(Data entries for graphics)
════════════════

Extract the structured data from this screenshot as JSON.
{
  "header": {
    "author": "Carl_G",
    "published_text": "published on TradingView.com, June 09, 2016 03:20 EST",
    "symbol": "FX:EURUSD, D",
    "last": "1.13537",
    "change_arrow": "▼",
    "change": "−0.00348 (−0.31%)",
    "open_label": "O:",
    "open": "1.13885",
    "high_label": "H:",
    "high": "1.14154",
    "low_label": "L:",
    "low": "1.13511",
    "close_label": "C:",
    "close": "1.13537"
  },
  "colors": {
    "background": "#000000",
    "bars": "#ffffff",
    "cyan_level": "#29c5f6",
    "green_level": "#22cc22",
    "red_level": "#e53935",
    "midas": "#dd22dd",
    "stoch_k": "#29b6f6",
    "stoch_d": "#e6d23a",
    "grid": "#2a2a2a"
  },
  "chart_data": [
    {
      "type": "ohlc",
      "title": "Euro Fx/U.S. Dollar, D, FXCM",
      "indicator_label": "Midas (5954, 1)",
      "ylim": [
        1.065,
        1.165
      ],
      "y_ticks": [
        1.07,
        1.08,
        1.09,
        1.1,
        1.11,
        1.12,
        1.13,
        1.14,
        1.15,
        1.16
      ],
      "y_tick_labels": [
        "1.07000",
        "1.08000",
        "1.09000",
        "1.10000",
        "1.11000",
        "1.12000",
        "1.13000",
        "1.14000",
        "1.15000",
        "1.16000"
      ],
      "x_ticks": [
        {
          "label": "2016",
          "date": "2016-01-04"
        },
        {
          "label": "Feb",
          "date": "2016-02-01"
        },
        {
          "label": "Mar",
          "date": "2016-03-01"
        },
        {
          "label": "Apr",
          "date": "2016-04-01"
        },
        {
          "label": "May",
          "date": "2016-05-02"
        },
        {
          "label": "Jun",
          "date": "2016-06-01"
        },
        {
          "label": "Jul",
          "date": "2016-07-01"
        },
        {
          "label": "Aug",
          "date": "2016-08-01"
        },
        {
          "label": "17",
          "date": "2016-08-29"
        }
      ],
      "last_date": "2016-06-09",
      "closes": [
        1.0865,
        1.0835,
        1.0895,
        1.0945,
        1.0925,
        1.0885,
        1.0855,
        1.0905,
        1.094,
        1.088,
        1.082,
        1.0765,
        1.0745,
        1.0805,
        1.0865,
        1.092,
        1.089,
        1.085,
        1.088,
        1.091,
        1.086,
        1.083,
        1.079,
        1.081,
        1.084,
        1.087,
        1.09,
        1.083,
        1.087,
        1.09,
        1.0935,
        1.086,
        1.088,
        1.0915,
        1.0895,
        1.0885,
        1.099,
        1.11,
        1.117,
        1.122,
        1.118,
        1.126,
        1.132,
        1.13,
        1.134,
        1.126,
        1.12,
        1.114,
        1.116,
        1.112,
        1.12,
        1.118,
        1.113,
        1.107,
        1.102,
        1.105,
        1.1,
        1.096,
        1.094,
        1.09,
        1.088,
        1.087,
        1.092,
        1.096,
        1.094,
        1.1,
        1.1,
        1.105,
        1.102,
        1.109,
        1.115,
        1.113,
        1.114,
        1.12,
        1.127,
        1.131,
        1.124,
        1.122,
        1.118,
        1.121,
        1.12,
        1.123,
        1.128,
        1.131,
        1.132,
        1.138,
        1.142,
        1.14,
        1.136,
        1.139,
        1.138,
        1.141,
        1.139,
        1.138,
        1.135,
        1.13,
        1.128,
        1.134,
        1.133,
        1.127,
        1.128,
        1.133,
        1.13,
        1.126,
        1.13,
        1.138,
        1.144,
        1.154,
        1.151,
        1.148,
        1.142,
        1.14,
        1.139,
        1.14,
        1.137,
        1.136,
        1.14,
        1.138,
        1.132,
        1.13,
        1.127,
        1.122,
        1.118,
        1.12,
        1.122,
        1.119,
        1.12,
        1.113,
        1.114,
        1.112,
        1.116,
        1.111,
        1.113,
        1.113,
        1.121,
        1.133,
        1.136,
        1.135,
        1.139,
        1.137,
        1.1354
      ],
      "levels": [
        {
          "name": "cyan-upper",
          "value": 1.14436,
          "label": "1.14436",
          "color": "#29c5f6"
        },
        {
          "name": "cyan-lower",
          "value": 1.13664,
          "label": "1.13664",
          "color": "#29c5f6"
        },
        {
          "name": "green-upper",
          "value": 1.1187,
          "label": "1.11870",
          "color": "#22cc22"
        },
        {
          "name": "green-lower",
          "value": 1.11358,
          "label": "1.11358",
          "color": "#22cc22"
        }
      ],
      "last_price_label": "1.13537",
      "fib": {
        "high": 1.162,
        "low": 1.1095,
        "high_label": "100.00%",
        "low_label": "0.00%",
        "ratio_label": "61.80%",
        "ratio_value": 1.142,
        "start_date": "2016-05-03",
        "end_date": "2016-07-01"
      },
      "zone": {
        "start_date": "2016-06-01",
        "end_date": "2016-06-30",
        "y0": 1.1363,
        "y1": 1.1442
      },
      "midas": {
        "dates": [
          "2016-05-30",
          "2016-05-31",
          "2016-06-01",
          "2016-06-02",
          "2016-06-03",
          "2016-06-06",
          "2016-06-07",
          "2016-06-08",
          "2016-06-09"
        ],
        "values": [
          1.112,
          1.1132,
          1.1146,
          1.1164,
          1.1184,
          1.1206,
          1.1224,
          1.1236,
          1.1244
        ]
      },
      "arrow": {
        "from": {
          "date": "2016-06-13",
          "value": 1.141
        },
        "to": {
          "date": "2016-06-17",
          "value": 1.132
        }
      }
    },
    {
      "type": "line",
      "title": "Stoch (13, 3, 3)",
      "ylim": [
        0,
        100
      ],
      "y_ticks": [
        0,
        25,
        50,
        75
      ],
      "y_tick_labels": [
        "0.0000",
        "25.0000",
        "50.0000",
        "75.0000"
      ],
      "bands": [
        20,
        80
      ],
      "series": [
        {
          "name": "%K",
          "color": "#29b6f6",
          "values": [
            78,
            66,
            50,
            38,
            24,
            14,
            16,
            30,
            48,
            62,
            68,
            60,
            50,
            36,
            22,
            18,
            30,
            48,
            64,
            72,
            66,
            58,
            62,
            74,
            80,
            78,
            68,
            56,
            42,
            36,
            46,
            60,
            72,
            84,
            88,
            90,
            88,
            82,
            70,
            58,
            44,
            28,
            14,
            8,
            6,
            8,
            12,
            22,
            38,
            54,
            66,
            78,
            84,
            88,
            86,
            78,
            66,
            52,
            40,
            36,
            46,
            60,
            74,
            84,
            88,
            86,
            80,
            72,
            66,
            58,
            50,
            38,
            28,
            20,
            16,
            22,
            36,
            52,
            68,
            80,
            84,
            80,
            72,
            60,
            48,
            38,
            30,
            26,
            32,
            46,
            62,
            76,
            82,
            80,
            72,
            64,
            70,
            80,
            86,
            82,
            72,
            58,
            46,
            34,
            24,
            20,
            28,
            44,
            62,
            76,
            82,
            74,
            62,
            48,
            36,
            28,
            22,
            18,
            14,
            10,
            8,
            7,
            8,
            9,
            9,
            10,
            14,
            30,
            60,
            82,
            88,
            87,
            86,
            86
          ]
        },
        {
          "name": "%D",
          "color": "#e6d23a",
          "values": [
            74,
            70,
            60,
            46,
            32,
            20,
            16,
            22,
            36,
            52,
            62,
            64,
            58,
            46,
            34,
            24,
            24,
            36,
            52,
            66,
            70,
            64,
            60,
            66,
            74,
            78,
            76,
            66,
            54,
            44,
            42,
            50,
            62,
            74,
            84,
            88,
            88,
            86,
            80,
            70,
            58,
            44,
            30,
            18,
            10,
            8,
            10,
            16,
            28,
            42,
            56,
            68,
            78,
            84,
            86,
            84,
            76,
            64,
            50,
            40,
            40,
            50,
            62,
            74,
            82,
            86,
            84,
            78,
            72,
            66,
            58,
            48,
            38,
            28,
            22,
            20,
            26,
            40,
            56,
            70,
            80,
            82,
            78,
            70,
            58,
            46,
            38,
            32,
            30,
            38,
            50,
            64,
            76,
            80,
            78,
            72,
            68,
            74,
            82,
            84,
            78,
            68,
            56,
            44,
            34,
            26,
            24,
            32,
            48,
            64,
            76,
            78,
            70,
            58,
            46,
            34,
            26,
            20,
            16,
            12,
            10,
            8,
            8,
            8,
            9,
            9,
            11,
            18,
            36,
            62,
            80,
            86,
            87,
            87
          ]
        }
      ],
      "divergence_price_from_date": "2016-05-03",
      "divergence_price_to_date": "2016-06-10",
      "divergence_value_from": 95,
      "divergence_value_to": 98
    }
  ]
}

════════════════

_Given problem:_ In the data above, count the lines where the word "name" appears; reply with the number only.

_Answer to this problem:_ 6